RECORDS PROVIDED:
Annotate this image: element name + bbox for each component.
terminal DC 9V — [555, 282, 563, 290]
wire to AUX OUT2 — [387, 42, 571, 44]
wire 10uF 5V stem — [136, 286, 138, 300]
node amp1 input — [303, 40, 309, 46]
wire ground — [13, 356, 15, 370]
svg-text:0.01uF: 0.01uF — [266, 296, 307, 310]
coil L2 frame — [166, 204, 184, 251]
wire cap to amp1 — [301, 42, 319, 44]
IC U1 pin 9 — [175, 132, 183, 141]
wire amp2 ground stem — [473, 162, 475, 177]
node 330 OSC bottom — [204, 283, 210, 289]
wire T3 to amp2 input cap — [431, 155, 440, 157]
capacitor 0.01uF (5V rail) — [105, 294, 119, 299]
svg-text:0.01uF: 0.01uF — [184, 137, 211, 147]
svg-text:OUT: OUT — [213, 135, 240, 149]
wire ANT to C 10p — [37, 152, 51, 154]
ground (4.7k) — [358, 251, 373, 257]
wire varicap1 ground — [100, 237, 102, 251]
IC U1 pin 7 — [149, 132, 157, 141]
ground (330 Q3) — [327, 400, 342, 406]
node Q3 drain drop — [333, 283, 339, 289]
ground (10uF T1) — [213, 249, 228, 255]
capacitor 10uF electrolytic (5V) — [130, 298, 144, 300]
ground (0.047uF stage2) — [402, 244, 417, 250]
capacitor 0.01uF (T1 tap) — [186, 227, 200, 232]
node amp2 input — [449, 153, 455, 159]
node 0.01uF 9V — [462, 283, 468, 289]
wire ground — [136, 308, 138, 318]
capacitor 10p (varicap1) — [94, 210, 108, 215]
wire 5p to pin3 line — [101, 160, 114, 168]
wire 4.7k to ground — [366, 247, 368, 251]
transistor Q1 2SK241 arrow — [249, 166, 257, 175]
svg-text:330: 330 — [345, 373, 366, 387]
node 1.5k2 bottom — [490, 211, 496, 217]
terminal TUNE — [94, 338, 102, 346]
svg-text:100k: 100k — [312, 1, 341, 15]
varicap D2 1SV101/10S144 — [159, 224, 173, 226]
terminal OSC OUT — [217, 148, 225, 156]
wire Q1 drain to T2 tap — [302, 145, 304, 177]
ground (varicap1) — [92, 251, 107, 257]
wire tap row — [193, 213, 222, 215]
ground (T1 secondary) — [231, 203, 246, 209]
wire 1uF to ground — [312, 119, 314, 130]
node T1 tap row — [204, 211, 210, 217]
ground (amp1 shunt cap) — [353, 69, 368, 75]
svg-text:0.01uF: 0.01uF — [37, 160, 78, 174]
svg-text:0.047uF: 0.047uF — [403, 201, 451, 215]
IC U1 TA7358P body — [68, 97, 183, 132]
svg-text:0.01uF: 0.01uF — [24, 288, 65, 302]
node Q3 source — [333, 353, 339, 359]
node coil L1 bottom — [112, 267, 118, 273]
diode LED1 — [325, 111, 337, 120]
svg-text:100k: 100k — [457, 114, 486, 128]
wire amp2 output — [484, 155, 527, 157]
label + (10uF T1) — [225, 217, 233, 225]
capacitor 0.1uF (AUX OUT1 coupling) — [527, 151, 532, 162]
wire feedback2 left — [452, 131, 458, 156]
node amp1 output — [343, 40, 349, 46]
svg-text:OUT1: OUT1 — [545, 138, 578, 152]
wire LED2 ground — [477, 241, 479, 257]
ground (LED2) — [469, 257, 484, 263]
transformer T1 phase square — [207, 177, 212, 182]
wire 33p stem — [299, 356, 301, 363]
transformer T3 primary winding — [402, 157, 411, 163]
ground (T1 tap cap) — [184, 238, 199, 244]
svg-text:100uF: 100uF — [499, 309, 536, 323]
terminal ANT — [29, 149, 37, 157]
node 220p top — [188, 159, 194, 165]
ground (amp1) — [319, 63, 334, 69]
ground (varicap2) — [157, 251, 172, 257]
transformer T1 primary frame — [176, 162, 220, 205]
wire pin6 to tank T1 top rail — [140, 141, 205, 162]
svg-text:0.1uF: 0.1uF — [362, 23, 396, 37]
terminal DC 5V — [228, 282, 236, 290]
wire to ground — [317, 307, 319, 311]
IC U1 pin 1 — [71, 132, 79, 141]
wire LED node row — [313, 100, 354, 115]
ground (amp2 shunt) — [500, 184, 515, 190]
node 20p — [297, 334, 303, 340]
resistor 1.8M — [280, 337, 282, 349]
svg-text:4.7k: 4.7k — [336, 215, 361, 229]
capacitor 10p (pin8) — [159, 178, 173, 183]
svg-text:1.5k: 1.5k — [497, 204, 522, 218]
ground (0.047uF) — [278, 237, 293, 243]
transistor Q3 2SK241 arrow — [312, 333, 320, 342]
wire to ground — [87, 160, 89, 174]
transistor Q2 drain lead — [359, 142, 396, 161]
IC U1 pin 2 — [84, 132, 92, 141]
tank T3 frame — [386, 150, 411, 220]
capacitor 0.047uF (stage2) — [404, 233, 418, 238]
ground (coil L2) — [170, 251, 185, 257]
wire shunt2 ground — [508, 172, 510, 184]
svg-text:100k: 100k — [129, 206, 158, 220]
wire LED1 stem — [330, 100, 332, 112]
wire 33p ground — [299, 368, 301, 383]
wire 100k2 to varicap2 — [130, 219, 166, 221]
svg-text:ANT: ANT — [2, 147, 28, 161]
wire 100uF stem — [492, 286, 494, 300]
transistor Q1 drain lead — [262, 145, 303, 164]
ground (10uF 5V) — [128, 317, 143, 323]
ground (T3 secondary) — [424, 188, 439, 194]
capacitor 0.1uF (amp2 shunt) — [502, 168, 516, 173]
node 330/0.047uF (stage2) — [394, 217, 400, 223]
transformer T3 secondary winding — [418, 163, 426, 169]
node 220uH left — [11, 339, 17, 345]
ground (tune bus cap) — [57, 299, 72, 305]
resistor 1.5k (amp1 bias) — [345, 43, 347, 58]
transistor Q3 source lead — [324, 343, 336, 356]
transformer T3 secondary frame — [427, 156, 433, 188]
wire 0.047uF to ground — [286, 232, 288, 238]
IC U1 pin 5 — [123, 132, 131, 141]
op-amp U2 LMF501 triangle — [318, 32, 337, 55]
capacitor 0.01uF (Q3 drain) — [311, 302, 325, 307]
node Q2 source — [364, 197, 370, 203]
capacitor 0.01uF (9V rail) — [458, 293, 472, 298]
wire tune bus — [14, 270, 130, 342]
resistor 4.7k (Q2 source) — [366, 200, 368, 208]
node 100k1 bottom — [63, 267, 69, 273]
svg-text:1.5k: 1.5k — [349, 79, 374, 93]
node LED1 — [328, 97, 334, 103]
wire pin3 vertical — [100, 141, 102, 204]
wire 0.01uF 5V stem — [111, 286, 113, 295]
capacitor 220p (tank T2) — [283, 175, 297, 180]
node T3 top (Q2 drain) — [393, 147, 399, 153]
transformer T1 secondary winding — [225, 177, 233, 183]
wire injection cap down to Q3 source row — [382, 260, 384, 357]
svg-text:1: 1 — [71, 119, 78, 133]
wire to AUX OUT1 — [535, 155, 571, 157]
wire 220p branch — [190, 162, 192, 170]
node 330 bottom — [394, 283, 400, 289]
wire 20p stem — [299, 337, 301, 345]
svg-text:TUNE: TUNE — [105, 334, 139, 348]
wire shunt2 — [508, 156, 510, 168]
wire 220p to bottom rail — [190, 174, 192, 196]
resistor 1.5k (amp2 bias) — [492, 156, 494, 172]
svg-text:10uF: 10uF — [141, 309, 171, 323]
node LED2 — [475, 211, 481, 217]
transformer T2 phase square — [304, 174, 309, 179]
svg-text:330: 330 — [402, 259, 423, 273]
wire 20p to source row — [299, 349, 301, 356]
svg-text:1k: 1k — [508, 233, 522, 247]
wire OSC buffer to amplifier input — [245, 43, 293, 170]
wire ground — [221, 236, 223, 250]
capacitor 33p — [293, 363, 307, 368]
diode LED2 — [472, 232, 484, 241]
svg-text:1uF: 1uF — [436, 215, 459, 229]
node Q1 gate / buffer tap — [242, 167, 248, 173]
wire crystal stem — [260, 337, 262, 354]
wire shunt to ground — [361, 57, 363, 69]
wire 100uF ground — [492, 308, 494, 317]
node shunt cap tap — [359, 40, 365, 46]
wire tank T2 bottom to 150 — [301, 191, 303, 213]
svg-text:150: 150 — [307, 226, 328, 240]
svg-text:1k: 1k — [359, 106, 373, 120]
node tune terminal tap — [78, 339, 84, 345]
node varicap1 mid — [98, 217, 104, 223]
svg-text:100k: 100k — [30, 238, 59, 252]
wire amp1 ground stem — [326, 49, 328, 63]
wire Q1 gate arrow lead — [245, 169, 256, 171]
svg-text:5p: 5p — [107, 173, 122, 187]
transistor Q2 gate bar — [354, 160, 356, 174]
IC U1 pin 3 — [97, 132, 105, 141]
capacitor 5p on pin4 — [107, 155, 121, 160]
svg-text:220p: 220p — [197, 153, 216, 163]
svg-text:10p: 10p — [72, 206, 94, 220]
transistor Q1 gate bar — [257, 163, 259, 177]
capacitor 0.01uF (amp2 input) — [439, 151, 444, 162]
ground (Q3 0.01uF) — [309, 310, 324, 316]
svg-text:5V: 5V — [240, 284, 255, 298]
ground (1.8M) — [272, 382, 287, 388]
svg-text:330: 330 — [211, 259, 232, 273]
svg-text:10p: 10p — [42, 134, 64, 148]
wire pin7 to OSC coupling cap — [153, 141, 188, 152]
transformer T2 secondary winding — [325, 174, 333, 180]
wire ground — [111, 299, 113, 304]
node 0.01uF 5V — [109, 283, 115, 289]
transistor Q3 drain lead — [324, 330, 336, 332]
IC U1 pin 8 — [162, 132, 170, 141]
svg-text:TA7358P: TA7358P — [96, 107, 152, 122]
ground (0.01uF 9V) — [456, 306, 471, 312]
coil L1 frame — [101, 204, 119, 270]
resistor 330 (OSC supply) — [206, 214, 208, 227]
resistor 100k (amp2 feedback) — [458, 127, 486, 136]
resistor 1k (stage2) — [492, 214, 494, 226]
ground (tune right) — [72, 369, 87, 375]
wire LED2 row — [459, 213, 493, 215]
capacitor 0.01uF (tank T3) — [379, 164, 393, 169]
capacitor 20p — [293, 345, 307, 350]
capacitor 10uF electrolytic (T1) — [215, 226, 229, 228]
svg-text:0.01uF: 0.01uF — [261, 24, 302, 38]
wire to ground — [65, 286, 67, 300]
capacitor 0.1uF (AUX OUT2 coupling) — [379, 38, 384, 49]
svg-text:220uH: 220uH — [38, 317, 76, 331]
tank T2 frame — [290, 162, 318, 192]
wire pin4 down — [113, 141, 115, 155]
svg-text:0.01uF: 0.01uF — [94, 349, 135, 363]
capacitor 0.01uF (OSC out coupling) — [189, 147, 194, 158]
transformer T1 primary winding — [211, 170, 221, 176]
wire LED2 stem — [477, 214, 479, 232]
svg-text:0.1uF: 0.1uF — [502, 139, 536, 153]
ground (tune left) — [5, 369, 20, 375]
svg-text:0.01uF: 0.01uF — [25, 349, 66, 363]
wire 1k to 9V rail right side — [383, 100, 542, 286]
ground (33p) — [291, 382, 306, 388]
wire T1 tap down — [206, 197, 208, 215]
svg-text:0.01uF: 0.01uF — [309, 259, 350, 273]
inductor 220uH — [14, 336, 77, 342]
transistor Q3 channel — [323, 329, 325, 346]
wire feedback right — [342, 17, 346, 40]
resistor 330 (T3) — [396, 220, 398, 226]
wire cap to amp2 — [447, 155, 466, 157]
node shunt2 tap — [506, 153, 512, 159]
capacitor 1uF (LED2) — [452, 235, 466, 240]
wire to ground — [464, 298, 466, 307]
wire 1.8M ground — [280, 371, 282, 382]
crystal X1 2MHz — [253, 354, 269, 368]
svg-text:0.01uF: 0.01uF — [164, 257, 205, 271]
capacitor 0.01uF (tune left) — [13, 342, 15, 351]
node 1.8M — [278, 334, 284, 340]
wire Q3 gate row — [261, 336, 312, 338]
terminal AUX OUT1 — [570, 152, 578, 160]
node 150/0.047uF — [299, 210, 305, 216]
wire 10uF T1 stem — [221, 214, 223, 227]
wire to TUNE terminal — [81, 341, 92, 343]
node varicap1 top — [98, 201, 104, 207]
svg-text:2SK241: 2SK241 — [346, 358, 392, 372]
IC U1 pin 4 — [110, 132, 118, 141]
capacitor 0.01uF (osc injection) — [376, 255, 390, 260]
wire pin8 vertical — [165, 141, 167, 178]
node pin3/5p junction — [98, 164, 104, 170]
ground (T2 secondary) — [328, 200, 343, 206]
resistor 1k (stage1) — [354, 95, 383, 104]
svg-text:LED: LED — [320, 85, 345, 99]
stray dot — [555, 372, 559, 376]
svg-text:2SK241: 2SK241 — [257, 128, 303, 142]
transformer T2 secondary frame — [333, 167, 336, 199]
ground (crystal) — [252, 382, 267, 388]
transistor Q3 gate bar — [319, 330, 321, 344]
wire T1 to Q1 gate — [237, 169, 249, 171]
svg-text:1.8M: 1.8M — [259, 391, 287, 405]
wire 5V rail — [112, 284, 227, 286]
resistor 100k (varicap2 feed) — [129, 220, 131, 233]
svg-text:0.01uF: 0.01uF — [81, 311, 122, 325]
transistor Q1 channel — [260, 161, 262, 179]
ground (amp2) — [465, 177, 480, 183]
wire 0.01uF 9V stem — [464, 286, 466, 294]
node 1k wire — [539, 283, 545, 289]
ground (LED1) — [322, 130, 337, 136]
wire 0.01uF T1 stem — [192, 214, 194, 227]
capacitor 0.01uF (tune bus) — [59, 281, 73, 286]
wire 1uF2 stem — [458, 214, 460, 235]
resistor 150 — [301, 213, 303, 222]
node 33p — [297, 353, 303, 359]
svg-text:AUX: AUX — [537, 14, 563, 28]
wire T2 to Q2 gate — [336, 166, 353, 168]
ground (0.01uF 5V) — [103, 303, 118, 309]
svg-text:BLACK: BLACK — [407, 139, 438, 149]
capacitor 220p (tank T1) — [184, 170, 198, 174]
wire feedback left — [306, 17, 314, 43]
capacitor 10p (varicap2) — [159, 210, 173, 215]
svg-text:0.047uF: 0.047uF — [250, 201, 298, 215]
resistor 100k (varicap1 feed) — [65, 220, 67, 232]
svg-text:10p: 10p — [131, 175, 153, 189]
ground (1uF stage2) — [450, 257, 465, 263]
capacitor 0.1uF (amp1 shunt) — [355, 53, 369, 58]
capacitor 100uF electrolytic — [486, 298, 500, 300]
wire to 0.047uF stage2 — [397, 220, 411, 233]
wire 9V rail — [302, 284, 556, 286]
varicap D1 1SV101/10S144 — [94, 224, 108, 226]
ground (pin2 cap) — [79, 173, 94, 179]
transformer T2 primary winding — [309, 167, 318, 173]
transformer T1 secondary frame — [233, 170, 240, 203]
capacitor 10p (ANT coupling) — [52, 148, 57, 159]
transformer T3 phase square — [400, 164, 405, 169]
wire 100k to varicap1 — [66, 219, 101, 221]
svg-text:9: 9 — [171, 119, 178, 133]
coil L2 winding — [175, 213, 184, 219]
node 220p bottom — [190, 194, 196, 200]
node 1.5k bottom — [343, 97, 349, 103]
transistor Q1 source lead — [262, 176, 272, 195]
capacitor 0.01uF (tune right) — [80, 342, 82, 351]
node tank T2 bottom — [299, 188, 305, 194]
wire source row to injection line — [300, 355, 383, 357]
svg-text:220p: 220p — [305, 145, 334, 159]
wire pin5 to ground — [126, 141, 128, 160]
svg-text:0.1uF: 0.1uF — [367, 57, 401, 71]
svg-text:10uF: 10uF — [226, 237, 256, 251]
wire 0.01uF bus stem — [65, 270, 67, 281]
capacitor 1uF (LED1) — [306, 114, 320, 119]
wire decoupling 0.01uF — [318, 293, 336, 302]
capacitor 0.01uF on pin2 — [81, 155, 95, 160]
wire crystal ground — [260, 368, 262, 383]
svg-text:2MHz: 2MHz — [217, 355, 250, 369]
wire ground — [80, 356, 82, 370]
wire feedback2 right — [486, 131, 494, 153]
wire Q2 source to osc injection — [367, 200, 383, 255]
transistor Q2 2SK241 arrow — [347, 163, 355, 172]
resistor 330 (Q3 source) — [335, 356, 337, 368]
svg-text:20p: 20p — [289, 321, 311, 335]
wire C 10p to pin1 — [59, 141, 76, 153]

GIVEN TASK: Please rewrite the records starting at the first one and ending at the line containing "coil L2 frame — [166, 204, 184, 251]", changing every "wire" to "trace" and leaving everything else as it is.

EXERCISE RESULT:
Annotate this image: element name + bbox for each component.
terminal DC 9V — [555, 282, 563, 290]
trace to AUX OUT2 — [387, 42, 571, 44]
trace 10uF 5V stem — [136, 286, 138, 300]
node amp1 input — [303, 40, 309, 46]
trace ground — [13, 356, 15, 370]
svg-text:0.01uF: 0.01uF — [266, 296, 307, 310]
coil L2 frame — [166, 204, 184, 251]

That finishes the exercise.